▶ _WHAT IS BEING ASKED_: Leave out the pictures and copy every record exactly.

▶ _DATASET RECORDS_:

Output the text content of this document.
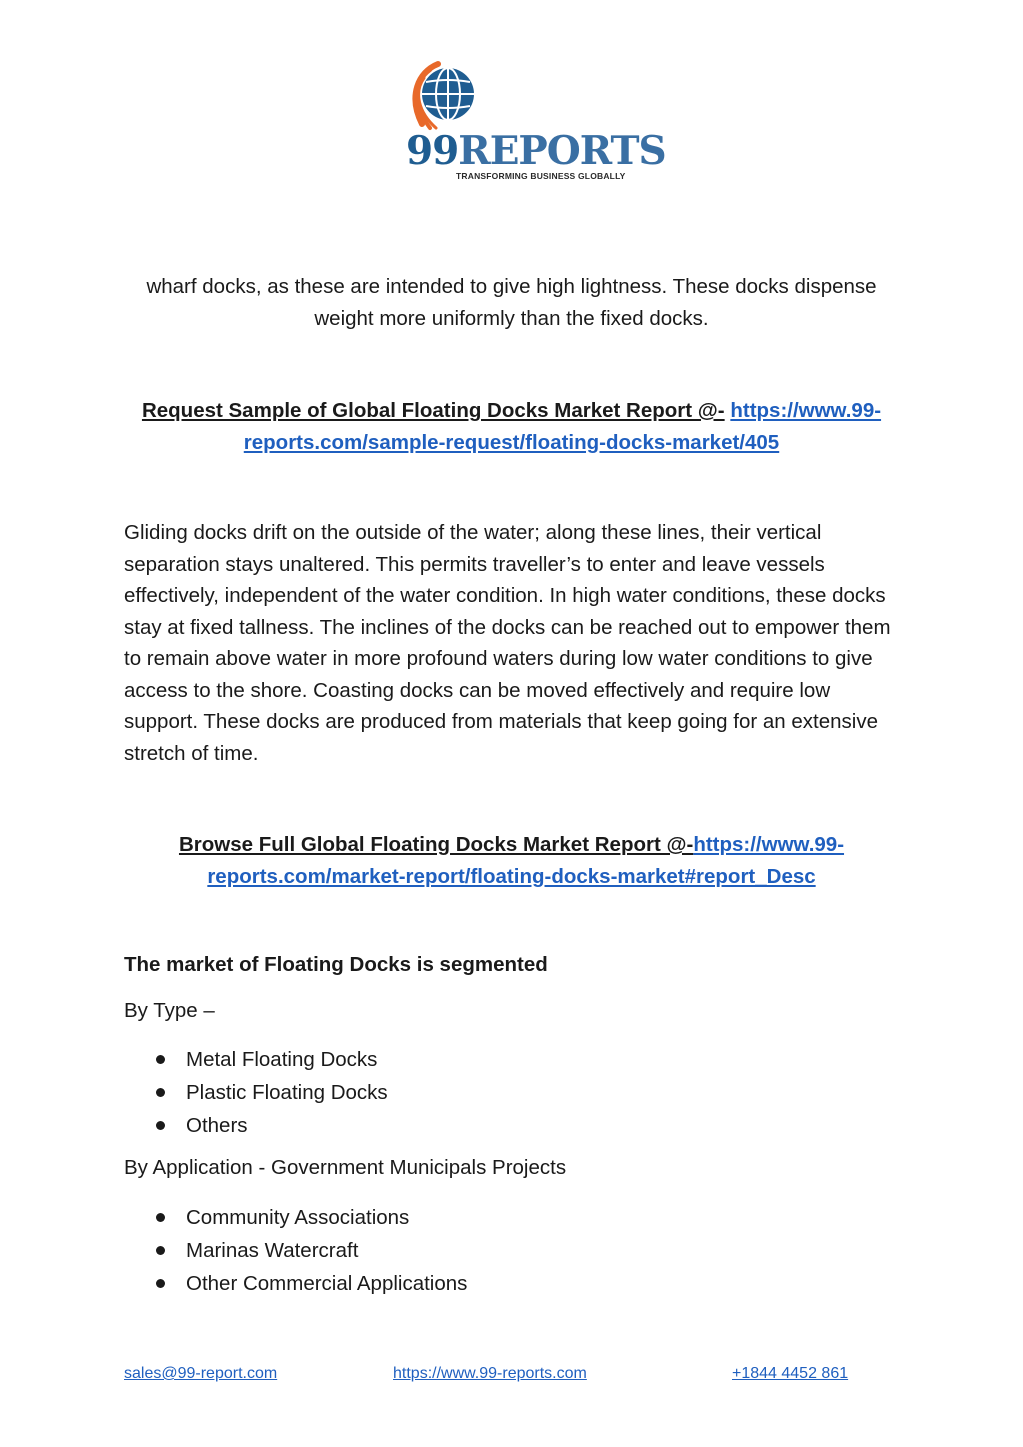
99REPORTS
TRANSFORMING BUSINESS GLOBALLY
wharf docks, as these are intended to give high lightness. These docks dispense
weight more uniformly than the fixed docks.
Request Sample of Global Floating Docks Market Report @- https://www.99-
reports.com/sample-request/floating-docks-market/405
Gliding docks drift on the outside of the water; along these lines, their vertical separation stays unaltered. This permits traveller’s to enter and leave vessels effectively, independent of the water condition. In high water conditions, these docks stay at fixed tallness. The inclines of the docks can be reached out to empower them to remain above water in more profound waters during low water conditions to give access to the shore. Coasting docks can be moved effectively and require low support. These docks are produced from materials that keep going for an extensive stretch of time.
Browse Full Global Floating Docks Market Report @-https://www.99-
reports.com/market-report/floating-docks-market#report_Desc
The market of Floating Docks is segmented
By Type –
Metal Floating Docks
Plastic Floating Docks
Others
By Application - Government Municipals Projects
Community Associations
Marinas Watercraft
Other Commercial Applications
sales@99-report.com	https://www.99-reports.com	+1844 4452 861
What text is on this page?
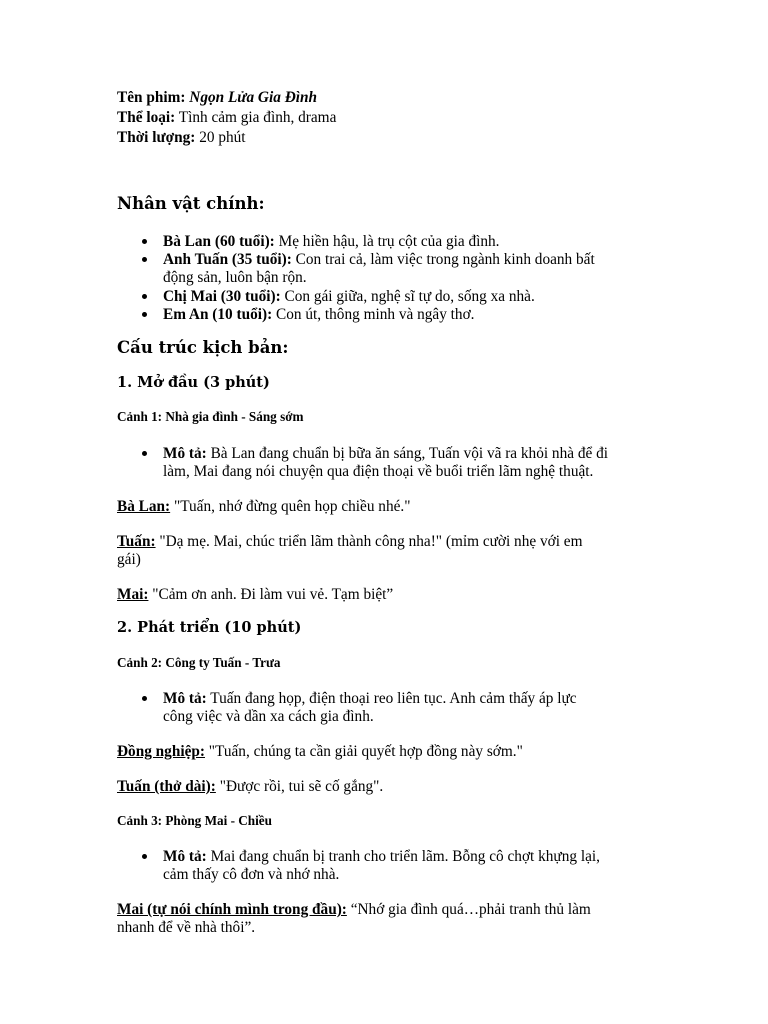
Tên phim: Ngọn Lửa Gia Đình
Thể loại: Tình cảm gia đình, drama
Thời lượng: 20 phút
Nhân vật chính:
Bà Lan (60 tuổi): Mẹ hiền hậu, là trụ cột của gia đình.
Anh Tuấn (35 tuổi): Con trai cả, làm việc trong ngành kinh doanh bất
động sản, luôn bận rộn.
Chị Mai (30 tuổi): Con gái giữa, nghệ sĩ tự do, sống xa nhà.
Em An (10 tuổi): Con út, thông minh và ngây thơ.
Cấu trúc kịch bản:
1. Mở đầu (3 phút)
Cảnh 1: Nhà gia đình - Sáng sớm
Mô tả: Bà Lan đang chuẩn bị bữa ăn sáng, Tuấn vội vã ra khỏi nhà để đi
làm, Mai đang nói chuyện qua điện thoại về buổi triển lãm nghệ thuật.
Bà Lan: "Tuấn, nhớ đừng quên họp chiều nhé."
Tuấn: "Dạ mẹ. Mai, chúc triển lãm thành công nha!" (mỉm cười nhẹ với em
gái)
Mai: "Cảm ơn anh. Đi làm vui vẻ. Tạm biệt”
2. Phát triển (10 phút)
Cảnh 2: Công ty Tuấn - Trưa
Mô tả: Tuấn đang họp, điện thoại reo liên tục. Anh cảm thấy áp lực
công việc và dần xa cách gia đình.
Đồng nghiệp: "Tuấn, chúng ta cần giải quyết hợp đồng này sớm."
Tuấn (thở dài): "Được rồi, tui sẽ cố gắng".
Cảnh 3: Phòng Mai - Chiều
Mô tả: Mai đang chuẩn bị tranh cho triển lãm. Bỗng cô chợt khựng lại,
cảm thấy cô đơn và nhớ nhà.
Mai (tự nói chính mình trong đầu): “Nhớ gia đình quá…phải tranh thủ làm
nhanh để về nhà thôi”.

▶ _THE RESPONSE_:
Output the text content of this document.
99REPORTS
TRANSFORMING BUSINESS GLOBALLY
wharf docks, as these are intended to give high lightness. These docks dispense
weight more uniformly than the fixed docks.
Request Sample of Global Floating Docks Market Report @- https://www.99-
reports.com/sample-request/floating-docks-market/405
Gliding docks drift on the outside of the water; along these lines, their vertical separation stays unaltered. This permits traveller’s to enter and leave vessels effectively, independent of the water condition. In high water conditions, these docks stay at fixed tallness. The inclines of the docks can be reached out to empower them to remain above water in more profound waters during low water conditions to give access to the shore. Coasting docks can be moved effectively and require low support. These docks are produced from materials that keep going for an extensive stretch of time.
Browse Full Global Floating Docks Market Report @-https://www.99-
reports.com/market-report/floating-docks-market#report_Desc
The market of Floating Docks is segmented
By Type –
Metal Floating Docks
Plastic Floating Docks
Others
By Application - Government Municipals Projects
Community Associations
Marinas Watercraft
Other Commercial Applications
sales@99-report.com	https://www.99-reports.com	+1844 4452 861
What text is on this page?
Tên phim: Ngọn Lửa Gia Đình
Thể loại: Tình cảm gia đình, drama
Thời lượng: 20 phút
Nhân vật chính:
Bà Lan (60 tuổi): Mẹ hiền hậu, là trụ cột của gia đình.
Anh Tuấn (35 tuổi): Con trai cả, làm việc trong ngành kinh doanh bất
động sản, luôn bận rộn.
Chị Mai (30 tuổi): Con gái giữa, nghệ sĩ tự do, sống xa nhà.
Em An (10 tuổi): Con út, thông minh và ngây thơ.
Cấu trúc kịch bản:
1. Mở đầu (3 phút)
Cảnh 1: Nhà gia đình - Sáng sớm
Mô tả: Bà Lan đang chuẩn bị bữa ăn sáng, Tuấn vội vã ra khỏi nhà để đi
làm, Mai đang nói chuyện qua điện thoại về buổi triển lãm nghệ thuật.
Bà Lan: "Tuấn, nhớ đừng quên họp chiều nhé."
Tuấn: "Dạ mẹ. Mai, chúc triển lãm thành công nha!" (mỉm cười nhẹ với em
gái)
Mai: "Cảm ơn anh. Đi làm vui vẻ. Tạm biệt”
2. Phát triển (10 phút)
Cảnh 2: Công ty Tuấn - Trưa
Mô tả: Tuấn đang họp, điện thoại reo liên tục. Anh cảm thấy áp lực
công việc và dần xa cách gia đình.
Đồng nghiệp: "Tuấn, chúng ta cần giải quyết hợp đồng này sớm."
Tuấn (thở dài): "Được rồi, tui sẽ cố gắng".
Cảnh 3: Phòng Mai - Chiều
Mô tả: Mai đang chuẩn bị tranh cho triển lãm. Bỗng cô chợt khựng lại,
cảm thấy cô đơn và nhớ nhà.
Mai (tự nói chính mình trong đầu): “Nhớ gia đình quá…phải tranh thủ làm
nhanh để về nhà thôi”.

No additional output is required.